A block of data:
--- Start ---

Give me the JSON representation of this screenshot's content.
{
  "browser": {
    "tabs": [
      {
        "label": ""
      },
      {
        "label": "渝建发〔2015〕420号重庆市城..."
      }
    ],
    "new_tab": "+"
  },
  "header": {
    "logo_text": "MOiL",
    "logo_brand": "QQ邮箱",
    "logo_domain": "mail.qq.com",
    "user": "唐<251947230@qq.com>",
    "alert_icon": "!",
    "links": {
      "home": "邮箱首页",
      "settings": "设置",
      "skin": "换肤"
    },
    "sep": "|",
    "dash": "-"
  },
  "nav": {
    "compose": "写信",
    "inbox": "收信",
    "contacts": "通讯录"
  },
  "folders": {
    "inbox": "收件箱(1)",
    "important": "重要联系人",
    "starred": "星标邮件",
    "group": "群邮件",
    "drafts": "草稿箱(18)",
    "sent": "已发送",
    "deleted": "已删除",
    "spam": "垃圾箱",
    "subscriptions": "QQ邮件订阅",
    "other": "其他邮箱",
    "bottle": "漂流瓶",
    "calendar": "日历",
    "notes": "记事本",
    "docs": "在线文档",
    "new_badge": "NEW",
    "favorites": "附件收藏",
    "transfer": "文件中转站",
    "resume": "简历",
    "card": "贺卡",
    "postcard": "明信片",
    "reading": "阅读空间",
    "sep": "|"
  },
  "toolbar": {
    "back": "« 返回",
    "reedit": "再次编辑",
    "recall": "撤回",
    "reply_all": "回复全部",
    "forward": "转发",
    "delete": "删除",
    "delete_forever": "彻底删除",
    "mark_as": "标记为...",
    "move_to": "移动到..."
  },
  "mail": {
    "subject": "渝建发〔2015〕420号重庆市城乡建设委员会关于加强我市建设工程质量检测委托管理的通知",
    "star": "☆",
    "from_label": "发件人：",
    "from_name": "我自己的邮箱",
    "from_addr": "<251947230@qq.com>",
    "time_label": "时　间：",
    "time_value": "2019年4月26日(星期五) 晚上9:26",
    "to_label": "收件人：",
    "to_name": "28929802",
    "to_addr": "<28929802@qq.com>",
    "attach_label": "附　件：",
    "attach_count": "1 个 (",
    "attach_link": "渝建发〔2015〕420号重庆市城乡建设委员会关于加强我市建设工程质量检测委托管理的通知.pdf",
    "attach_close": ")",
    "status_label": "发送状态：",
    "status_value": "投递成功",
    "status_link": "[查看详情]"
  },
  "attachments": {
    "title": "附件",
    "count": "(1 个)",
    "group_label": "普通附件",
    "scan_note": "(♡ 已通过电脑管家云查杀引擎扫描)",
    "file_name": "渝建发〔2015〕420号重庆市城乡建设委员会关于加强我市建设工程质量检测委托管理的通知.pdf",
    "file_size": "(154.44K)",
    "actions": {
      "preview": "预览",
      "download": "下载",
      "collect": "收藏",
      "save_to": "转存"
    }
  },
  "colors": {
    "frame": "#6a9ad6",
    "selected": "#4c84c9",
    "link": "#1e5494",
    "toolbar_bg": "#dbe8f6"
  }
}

--- End ---

• AIM: Make an exact copy of the listing, including every line.

• FULL RESPONSE:
Give me the JSON representation of this screenshot's content.
{
  "browser": {
    "tabs": [
      {
        "label": ""
      },
      {
        "label": "渝建发〔2015〕420号重庆市城..."
      }
    ],
    "new_tab": "+"
  },
  "header": {
    "logo_text": "MOiL",
    "logo_brand": "QQ邮箱",
    "logo_domain": "mail.qq.com",
    "user": "唐<251947230@qq.com>",
    "alert_icon": "!",
    "links": {
      "home": "邮箱首页",
      "settings": "设置",
      "skin": "换肤"
    },
    "sep": "|",
    "dash": "-"
  },
  "nav": {
    "compose": "写信",
    "inbox": "收信",
    "contacts": "通讯录"
  },
  "folders": {
    "inbox": "收件箱(1)",
    "important": "重要联系人",
    "starred": "星标邮件",
    "group": "群邮件",
    "drafts": "草稿箱(18)",
    "sent": "已发送",
    "deleted": "已删除",
    "spam": "垃圾箱",
    "subscriptions": "QQ邮件订阅",
    "other": "其他邮箱",
    "bottle": "漂流瓶",
    "calendar": "日历",
    "notes": "记事本",
    "docs": "在线文档",
    "new_badge": "NEW",
    "favorites": "附件收藏",
    "transfer": "文件中转站",
    "resume": "简历",
    "card": "贺卡",
    "postcard": "明信片",
    "reading": "阅读空间",
    "sep": "|"
  },
  "toolbar": {
    "back": "« 返回",
    "reedit": "再次编辑",
    "recall": "撤回",
    "reply_all": "回复全部",
    "forward": "转发",
    "delete": "删除",
    "delete_forever": "彻底删除",
    "mark_as": "标记为...",
    "move_to": "移动到..."
  },
  "mail": {
    "subject": "渝建发〔2015〕420号重庆市城乡建设委员会关于加强我市建设工程质量检测委托管理的通知",
    "star": "☆",
    "from_label": "发件人：",
    "from_name": "我自己的邮箱",
    "from_addr": "<251947230@qq.com>",
    "time_label": "时　间：",
    "time_value": "2019年4月26日(星期五) 晚上9:26",
    "to_label": "收件人：",
    "to_name": "28929802",
    "to_addr": "<28929802@qq.com>",
    "attach_label": "附　件：",
    "attach_count": "1 个 (",
    "attach_link": "渝建发〔2015〕420号重庆市城乡建设委员会关于加强我市建设工程质量检测委托管理的通知.pdf",
    "attach_close": ")",
    "status_label": "发送状态：",
    "status_value": "投递成功",
    "status_link": "[查看详情]"
  },
  "attachments": {
    "title": "附件",
    "count": "(1 个)",
    "group_label": "普通附件",
    "scan_note": "(♡ 已通过电脑管家云查杀引擎扫描)",
    "file_name": "渝建发〔2015〕420号重庆市城乡建设委员会关于加强我市建设工程质量检测委托管理的通知.pdf",
    "file_size": "(154.44K)",
    "actions": {
      "preview": "预览",
      "download": "下载",
      "collect": "收藏",
      "save_to": "转存"
    }
  },
  "colors": {
    "frame": "#6a9ad6",
    "selected": "#4c84c9",
    "link": "#1e5494",
    "toolbar_bg": "#dbe8f6"
  }
}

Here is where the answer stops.